Data for the task =>
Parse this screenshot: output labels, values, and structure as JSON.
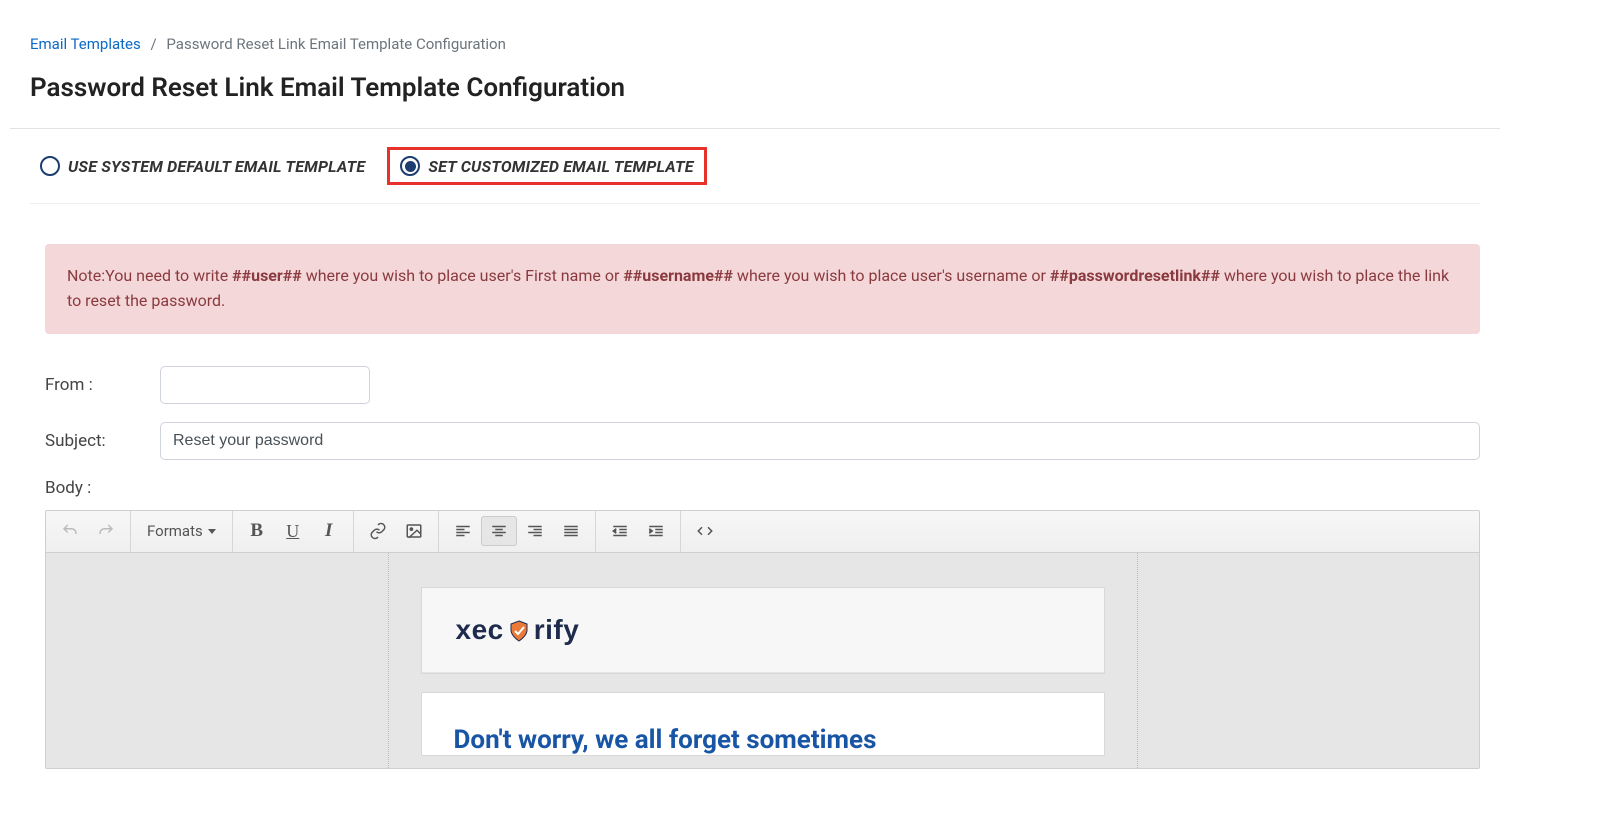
{
  "breadcrumb": {
    "link_label": "Email Templates",
    "current": "Password Reset Link Email Template Configuration"
  },
  "page_title": "Password Reset Link Email Template Configuration",
  "options": {
    "default_label": "USE SYSTEM DEFAULT EMAIL TEMPLATE",
    "custom_label": "SET CUSTOMIZED EMAIL TEMPLATE"
  },
  "note": {
    "prefix": "Note:",
    "seg1": "You need to write ",
    "token1": "##user##",
    "seg2": " where you wish to place user's First name or ",
    "token2": "##username##",
    "seg3": " where you wish to place user's username or ",
    "token3": "##passwordresetlink##",
    "seg4": " where you wish to place the link to reset the password."
  },
  "form": {
    "from_label": "From :",
    "from_value": "",
    "subject_label": "Subject:",
    "subject_value": "Reset your password",
    "body_label": "Body :"
  },
  "toolbar": {
    "formats_label": "Formats"
  },
  "email_preview": {
    "logo_left": "xec",
    "logo_right": "rify",
    "heading": "Don't worry, we all forget sometimes"
  }
}
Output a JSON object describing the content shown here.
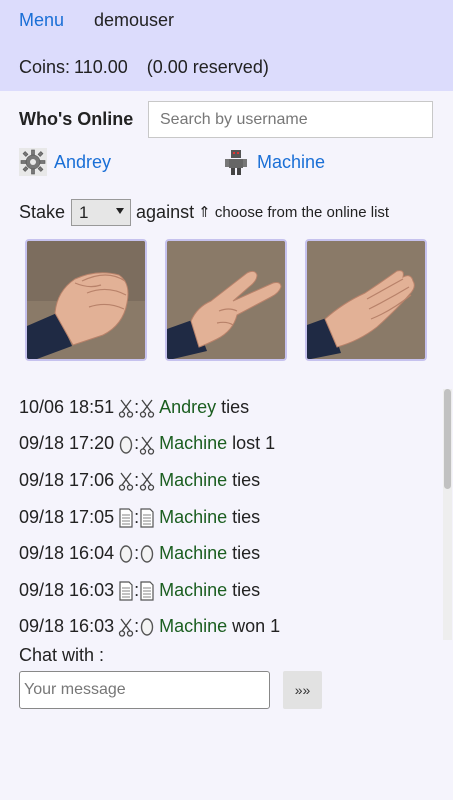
{
  "header": {
    "menu_label": "Menu",
    "username": "demouser",
    "coins_label": "Coins:",
    "coins_value": "110.00",
    "reserved": "(0.00 reserved)"
  },
  "online": {
    "title": "Who's Online",
    "search_placeholder": "Search by username",
    "users": [
      {
        "name": "Andrey",
        "icon": "cog-avatar-icon"
      },
      {
        "name": "Machine",
        "icon": "robot-avatar-icon"
      }
    ]
  },
  "stake": {
    "label": "Stake",
    "value": "1",
    "against": "against",
    "hint": "⇑ choose from the online list"
  },
  "moves": [
    {
      "name": "rock",
      "icon": "rock-hand-icon"
    },
    {
      "name": "scissors",
      "icon": "scissors-hand-icon"
    },
    {
      "name": "paper",
      "icon": "paper-hand-icon"
    }
  ],
  "history": [
    {
      "date": "10/06 18:51",
      "mine": "scissors",
      "theirs": "scissors",
      "opponent": "Andrey",
      "result": "ties"
    },
    {
      "date": "09/18 17:20",
      "mine": "rock",
      "theirs": "scissors",
      "opponent": "Machine",
      "result": "lost 1"
    },
    {
      "date": "09/18 17:06",
      "mine": "scissors",
      "theirs": "scissors",
      "opponent": "Machine",
      "result": "ties"
    },
    {
      "date": "09/18 17:05",
      "mine": "paper",
      "theirs": "paper",
      "opponent": "Machine",
      "result": "ties"
    },
    {
      "date": "09/18 16:04",
      "mine": "rock",
      "theirs": "rock",
      "opponent": "Machine",
      "result": "ties"
    },
    {
      "date": "09/18 16:03",
      "mine": "paper",
      "theirs": "paper",
      "opponent": "Machine",
      "result": "ties"
    },
    {
      "date": "09/18 16:03",
      "mine": "scissors",
      "theirs": "rock",
      "opponent": "Machine",
      "result": "won 1"
    }
  ],
  "chat": {
    "label": "Chat with :",
    "placeholder": "Your message",
    "send_label": "»»"
  },
  "colors": {
    "header_bg": "#dcdcfc",
    "link": "#1a6fd6",
    "opponent": "#1b5e20",
    "page_bg": "#f5f4fc"
  }
}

Brief =>
Working from the material above, transcribe it exactly while omitting pictures.

Solution to this problem =>
Parse this screenshot: output labels, values, and structure as JSON.
{
  "breadcrumb": {
    "link_label": "Email Templates",
    "current": "Password Reset Link Email Template Configuration"
  },
  "page_title": "Password Reset Link Email Template Configuration",
  "options": {
    "default_label": "USE SYSTEM DEFAULT EMAIL TEMPLATE",
    "custom_label": "SET CUSTOMIZED EMAIL TEMPLATE"
  },
  "note": {
    "prefix": "Note:",
    "seg1": "You need to write ",
    "token1": "##user##",
    "seg2": " where you wish to place user's First name or ",
    "token2": "##username##",
    "seg3": " where you wish to place user's username or ",
    "token3": "##passwordresetlink##",
    "seg4": " where you wish to place the link to reset the password."
  },
  "form": {
    "from_label": "From :",
    "from_value": "",
    "subject_label": "Subject:",
    "subject_value": "Reset your password",
    "body_label": "Body :"
  },
  "toolbar": {
    "formats_label": "Formats"
  },
  "email_preview": {
    "logo_left": "xec",
    "logo_right": "rify",
    "heading": "Don't worry, we all forget sometimes"
  }
}
Output a JSON object describing the content shown here.
{
  "header": {
    "menu_label": "Menu",
    "username": "demouser",
    "coins_label": "Coins:",
    "coins_value": "110.00",
    "reserved": "(0.00 reserved)"
  },
  "online": {
    "title": "Who's Online",
    "search_placeholder": "Search by username",
    "users": [
      {
        "name": "Andrey",
        "icon": "cog-avatar-icon"
      },
      {
        "name": "Machine",
        "icon": "robot-avatar-icon"
      }
    ]
  },
  "stake": {
    "label": "Stake",
    "value": "1",
    "against": "against",
    "hint": "⇑ choose from the online list"
  },
  "moves": [
    {
      "name": "rock",
      "icon": "rock-hand-icon"
    },
    {
      "name": "scissors",
      "icon": "scissors-hand-icon"
    },
    {
      "name": "paper",
      "icon": "paper-hand-icon"
    }
  ],
  "history": [
    {
      "date": "10/06 18:51",
      "mine": "scissors",
      "theirs": "scissors",
      "opponent": "Andrey",
      "result": "ties"
    },
    {
      "date": "09/18 17:20",
      "mine": "rock",
      "theirs": "scissors",
      "opponent": "Machine",
      "result": "lost 1"
    },
    {
      "date": "09/18 17:06",
      "mine": "scissors",
      "theirs": "scissors",
      "opponent": "Machine",
      "result": "ties"
    },
    {
      "date": "09/18 17:05",
      "mine": "paper",
      "theirs": "paper",
      "opponent": "Machine",
      "result": "ties"
    },
    {
      "date": "09/18 16:04",
      "mine": "rock",
      "theirs": "rock",
      "opponent": "Machine",
      "result": "ties"
    },
    {
      "date": "09/18 16:03",
      "mine": "paper",
      "theirs": "paper",
      "opponent": "Machine",
      "result": "ties"
    },
    {
      "date": "09/18 16:03",
      "mine": "scissors",
      "theirs": "rock",
      "opponent": "Machine",
      "result": "won 1"
    }
  ],
  "chat": {
    "label": "Chat with :",
    "placeholder": "Your message",
    "send_label": "»»"
  },
  "colors": {
    "header_bg": "#dcdcfc",
    "link": "#1a6fd6",
    "opponent": "#1b5e20",
    "page_bg": "#f5f4fc"
  }
}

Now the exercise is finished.